**** RECORDS ****

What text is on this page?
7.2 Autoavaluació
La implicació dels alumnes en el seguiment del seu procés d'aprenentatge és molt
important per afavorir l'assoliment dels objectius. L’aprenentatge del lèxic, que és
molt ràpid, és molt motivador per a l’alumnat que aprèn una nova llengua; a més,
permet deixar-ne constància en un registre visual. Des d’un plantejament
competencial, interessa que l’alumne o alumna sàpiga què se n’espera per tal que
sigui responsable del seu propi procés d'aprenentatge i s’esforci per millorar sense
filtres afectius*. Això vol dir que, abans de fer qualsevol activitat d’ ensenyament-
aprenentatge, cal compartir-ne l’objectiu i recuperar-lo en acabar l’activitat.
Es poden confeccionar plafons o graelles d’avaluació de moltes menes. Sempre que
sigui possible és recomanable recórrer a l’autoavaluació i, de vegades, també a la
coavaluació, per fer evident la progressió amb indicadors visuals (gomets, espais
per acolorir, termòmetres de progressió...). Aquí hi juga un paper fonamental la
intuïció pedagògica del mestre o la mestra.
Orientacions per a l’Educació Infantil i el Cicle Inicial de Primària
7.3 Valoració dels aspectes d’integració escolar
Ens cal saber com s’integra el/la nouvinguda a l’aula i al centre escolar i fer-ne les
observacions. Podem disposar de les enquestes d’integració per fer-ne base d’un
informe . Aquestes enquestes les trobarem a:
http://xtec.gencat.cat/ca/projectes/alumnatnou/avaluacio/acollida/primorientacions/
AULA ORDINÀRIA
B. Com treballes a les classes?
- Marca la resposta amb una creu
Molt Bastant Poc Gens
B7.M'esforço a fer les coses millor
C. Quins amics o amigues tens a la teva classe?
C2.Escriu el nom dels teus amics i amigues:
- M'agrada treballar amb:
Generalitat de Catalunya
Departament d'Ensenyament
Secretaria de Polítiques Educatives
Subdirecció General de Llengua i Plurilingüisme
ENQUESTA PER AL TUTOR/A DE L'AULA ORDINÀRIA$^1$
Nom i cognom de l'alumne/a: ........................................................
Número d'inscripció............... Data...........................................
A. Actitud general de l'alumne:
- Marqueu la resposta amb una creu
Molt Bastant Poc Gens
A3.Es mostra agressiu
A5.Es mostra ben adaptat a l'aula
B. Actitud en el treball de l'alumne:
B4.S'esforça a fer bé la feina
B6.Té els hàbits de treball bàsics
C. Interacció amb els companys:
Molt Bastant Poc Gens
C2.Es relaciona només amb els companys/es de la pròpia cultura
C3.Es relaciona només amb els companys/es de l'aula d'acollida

****

REQUEST:
Transcribe the records above exactly as they appear.

EXPECTED ANSWER:
What text is on this page?
7.2 Autoavaluació
La implicació dels alumnes en el seguiment del seu procés d'aprenentatge és molt
important per afavorir l'assoliment dels objectius. L’aprenentatge del lèxic, que és
molt ràpid, és molt motivador per a l’alumnat que aprèn una nova llengua; a més,
permet deixar-ne constància en un registre visual. Des d’un plantejament
competencial, interessa que l’alumne o alumna sàpiga què se n’espera per tal que
sigui responsable del seu propi procés d'aprenentatge i s’esforci per millorar sense
filtres afectius*. Això vol dir que, abans de fer qualsevol activitat d’ ensenyament-
aprenentatge, cal compartir-ne l’objectiu i recuperar-lo en acabar l’activitat.
Es poden confeccionar plafons o graelles d’avaluació de moltes menes. Sempre que
sigui possible és recomanable recórrer a l’autoavaluació i, de vegades, també a la
coavaluació, per fer evident la progressió amb indicadors visuals (gomets, espais
per acolorir, termòmetres de progressió...). Aquí hi juga un paper fonamental la
intuïció pedagògica del mestre o la mestra.
Orientacions per a l’Educació Infantil i el Cicle Inicial de Primària
7.3 Valoració dels aspectes d’integració escolar
Ens cal saber com s’integra el/la nouvinguda a l’aula i al centre escolar i fer-ne les
observacions. Podem disposar de les enquestes d’integració per fer-ne base d’un
informe . Aquestes enquestes les trobarem a:
http://xtec.gencat.cat/ca/projectes/alumnatnou/avaluacio/acollida/primorientacions/
AULA ORDINÀRIA
B. Com treballes a les classes?
- Marca la resposta amb una creu
Molt Bastant Poc Gens
B7.M'esforço a fer les coses millor
C. Quins amics o amigues tens a la teva classe?
C2.Escriu el nom dels teus amics i amigues:
- M'agrada treballar amb:
Generalitat de Catalunya
Departament d'Ensenyament
Secretaria de Polítiques Educatives
Subdirecció General de Llengua i Plurilingüisme
ENQUESTA PER AL TUTOR/A DE L'AULA ORDINÀRIA$^1$
Nom i cognom de l'alumne/a: ........................................................
Número d'inscripció............... Data...........................................
A. Actitud general de l'alumne:
- Marqueu la resposta amb una creu
Molt Bastant Poc Gens
A3.Es mostra agressiu
A5.Es mostra ben adaptat a l'aula
B. Actitud en el treball de l'alumne:
B4.S'esforça a fer bé la feina
B6.Té els hàbits de treball bàsics
C. Interacció amb els companys:
Molt Bastant Poc Gens
C2.Es relaciona només amb els companys/es de la pròpia cultura
C3.Es relaciona només amb els companys/es de l'aula d'acollida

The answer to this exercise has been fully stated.